Action item:
The required output is every record, written out exactly.
___ Data to process
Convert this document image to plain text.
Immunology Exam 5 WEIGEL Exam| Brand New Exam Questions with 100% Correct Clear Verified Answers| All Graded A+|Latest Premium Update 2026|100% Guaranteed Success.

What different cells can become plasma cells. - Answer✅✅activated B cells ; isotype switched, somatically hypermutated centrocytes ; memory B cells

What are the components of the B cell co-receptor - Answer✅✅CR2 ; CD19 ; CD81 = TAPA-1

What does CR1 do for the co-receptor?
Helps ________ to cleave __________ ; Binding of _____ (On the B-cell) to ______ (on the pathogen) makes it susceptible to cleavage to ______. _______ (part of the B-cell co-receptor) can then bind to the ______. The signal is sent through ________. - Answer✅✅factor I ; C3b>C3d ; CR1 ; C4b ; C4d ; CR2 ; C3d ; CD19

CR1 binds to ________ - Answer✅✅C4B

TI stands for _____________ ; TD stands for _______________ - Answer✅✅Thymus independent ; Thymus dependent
______
Answer section:
Convert this document image to plain text.
Immunology Exam 5 WEIGEL Exam| Brand New Exam Questions with 100% Correct Clear Verified Answers| All Graded A+|Latest Premium Update 2026|100% Guaranteed Success.

What different cells can become plasma cells. - Answer✅✅activated B cells ; isotype switched, somatically hypermutated centrocytes ; memory B cells

What are the components of the B cell co-receptor - Answer✅✅CR2 ; CD19 ; CD81 = TAPA-1

What does CR1 do for the co-receptor?
Helps ________ to cleave __________ ; Binding of _____ (On the B-cell) to ______ (on the pathogen) makes it susceptible to cleavage to ______. _______ (part of the B-cell co-receptor) can then bind to the ______. The signal is sent through ________. - Answer✅✅factor I ; C3b>C3d ; CR1 ; C4b ; C4d ; CR2 ; C3d ; CD19

CR1 binds to ________ - Answer✅✅C4B

TI stands for _____________ ; TD stands for _______________ - Answer✅✅Thymus independent ; Thymus dependent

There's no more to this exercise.